--- DATA SHOWN ---

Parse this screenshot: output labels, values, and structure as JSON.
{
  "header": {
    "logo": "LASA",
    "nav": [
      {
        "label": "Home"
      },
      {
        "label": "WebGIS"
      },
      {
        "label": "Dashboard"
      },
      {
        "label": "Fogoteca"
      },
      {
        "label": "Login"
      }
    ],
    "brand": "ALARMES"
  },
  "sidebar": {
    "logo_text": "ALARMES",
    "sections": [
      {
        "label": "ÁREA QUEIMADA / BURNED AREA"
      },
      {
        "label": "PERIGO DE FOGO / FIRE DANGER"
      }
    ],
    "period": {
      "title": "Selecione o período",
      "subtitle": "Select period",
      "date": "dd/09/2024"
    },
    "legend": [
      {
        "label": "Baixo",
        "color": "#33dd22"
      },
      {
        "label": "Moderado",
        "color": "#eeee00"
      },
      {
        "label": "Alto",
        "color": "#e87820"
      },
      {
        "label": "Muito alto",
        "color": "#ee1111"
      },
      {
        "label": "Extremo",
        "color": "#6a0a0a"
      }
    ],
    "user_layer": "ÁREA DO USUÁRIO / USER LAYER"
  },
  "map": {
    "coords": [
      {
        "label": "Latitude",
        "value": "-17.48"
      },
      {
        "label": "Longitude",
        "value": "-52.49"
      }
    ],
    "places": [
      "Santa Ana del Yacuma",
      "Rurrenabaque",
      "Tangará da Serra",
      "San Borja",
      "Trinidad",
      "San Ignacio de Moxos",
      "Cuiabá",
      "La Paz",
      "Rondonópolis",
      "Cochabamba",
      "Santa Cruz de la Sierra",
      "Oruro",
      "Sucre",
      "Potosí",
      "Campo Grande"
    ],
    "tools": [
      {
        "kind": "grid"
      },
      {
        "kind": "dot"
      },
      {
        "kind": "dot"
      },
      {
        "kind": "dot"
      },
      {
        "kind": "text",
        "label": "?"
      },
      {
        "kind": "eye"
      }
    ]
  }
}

---

> **WHAT TO DO**
Reproduce the entries above in full by retyping them exactly.

> **TASK SOLUTION**
Parse this screenshot: output labels, values, and structure as JSON.
{
  "header": {
    "logo": "LASA",
    "nav": [
      {
        "label": "Home"
      },
      {
        "label": "WebGIS"
      },
      {
        "label": "Dashboard"
      },
      {
        "label": "Fogoteca"
      },
      {
        "label": "Login"
      }
    ],
    "brand": "ALARMES"
  },
  "sidebar": {
    "logo_text": "ALARMES",
    "sections": [
      {
        "label": "ÁREA QUEIMADA / BURNED AREA"
      },
      {
        "label": "PERIGO DE FOGO / FIRE DANGER"
      }
    ],
    "period": {
      "title": "Selecione o período",
      "subtitle": "Select period",
      "date": "dd/09/2024"
    },
    "legend": [
      {
        "label": "Baixo",
        "color": "#33dd22"
      },
      {
        "label": "Moderado",
        "color": "#eeee00"
      },
      {
        "label": "Alto",
        "color": "#e87820"
      },
      {
        "label": "Muito alto",
        "color": "#ee1111"
      },
      {
        "label": "Extremo",
        "color": "#6a0a0a"
      }
    ],
    "user_layer": "ÁREA DO USUÁRIO / USER LAYER"
  },
  "map": {
    "coords": [
      {
        "label": "Latitude",
        "value": "-17.48"
      },
      {
        "label": "Longitude",
        "value": "-52.49"
      }
    ],
    "places": [
      "Santa Ana del Yacuma",
      "Rurrenabaque",
      "Tangará da Serra",
      "San Borja",
      "Trinidad",
      "San Ignacio de Moxos",
      "Cuiabá",
      "La Paz",
      "Rondonópolis",
      "Cochabamba",
      "Santa Cruz de la Sierra",
      "Oruro",
      "Sucre",
      "Potosí",
      "Campo Grande"
    ],
    "tools": [
      {
        "kind": "grid"
      },
      {
        "kind": "dot"
      },
      {
        "kind": "dot"
      },
      {
        "kind": "dot"
      },
      {
        "kind": "text",
        "label": "?"
      },
      {
        "kind": "eye"
      }
    ]
  }
}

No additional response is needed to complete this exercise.